### EXERCISE
Print all of the data exactly as written.

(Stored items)

--- begin ---

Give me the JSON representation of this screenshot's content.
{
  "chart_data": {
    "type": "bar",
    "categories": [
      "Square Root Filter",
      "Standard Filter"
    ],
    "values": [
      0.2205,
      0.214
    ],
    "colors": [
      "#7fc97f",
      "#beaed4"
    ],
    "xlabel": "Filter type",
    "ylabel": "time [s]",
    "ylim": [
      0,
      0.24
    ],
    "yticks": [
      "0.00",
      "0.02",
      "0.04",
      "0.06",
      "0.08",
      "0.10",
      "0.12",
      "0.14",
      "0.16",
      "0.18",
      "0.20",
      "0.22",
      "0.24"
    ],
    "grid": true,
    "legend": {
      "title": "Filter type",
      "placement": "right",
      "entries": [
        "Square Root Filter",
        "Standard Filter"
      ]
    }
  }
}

--- end ---

### OUTPUT FOR THIS TASK
Give me the JSON representation of this screenshot's content.
{
  "chart_data": {
    "type": "bar",
    "categories": [
      "Square Root Filter",
      "Standard Filter"
    ],
    "values": [
      0.2205,
      0.214
    ],
    "colors": [
      "#7fc97f",
      "#beaed4"
    ],
    "xlabel": "Filter type",
    "ylabel": "time [s]",
    "ylim": [
      0,
      0.24
    ],
    "yticks": [
      "0.00",
      "0.02",
      "0.04",
      "0.06",
      "0.08",
      "0.10",
      "0.12",
      "0.14",
      "0.16",
      "0.18",
      "0.20",
      "0.22",
      "0.24"
    ],
    "grid": true,
    "legend": {
      "title": "Filter type",
      "placement": "right",
      "entries": [
        "Square Root Filter",
        "Standard Filter"
      ]
    }
  }
}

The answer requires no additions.